## Written instruction
From the line that includes "Extract the structured" to the last line of the records, inclusive, repeat each line exactly.
•••
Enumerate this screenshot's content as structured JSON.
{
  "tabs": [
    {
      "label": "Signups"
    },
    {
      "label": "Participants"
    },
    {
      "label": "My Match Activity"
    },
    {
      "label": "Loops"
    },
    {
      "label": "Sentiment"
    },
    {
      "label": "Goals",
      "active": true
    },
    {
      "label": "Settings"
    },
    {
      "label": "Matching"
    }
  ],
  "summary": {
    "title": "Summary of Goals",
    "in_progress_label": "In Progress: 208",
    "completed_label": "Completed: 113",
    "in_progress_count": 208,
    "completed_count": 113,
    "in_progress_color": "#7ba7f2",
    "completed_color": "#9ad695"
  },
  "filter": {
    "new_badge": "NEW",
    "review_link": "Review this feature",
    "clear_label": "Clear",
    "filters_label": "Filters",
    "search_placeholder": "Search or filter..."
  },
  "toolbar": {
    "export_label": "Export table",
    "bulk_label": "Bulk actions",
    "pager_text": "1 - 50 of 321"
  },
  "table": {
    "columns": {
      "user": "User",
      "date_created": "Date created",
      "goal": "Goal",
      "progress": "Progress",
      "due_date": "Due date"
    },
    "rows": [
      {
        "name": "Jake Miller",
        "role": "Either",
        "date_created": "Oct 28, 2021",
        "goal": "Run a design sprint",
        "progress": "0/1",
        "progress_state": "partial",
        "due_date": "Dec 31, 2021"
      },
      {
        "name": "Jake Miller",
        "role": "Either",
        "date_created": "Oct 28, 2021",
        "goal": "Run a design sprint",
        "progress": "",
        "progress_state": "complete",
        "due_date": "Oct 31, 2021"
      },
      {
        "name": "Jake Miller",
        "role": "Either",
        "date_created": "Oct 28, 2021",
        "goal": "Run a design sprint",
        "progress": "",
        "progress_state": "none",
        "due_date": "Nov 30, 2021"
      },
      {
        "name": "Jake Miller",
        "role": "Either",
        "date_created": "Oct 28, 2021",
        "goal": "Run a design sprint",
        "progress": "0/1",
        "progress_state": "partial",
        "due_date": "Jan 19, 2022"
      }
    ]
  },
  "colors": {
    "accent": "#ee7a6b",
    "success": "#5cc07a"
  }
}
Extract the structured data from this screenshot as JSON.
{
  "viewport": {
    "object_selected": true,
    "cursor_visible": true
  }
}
•••
## Output for this task
Extract the structured data from this screenshot as JSON.
{
  "viewport": {
    "object_selected": true,
    "cursor_visible": true
  }
}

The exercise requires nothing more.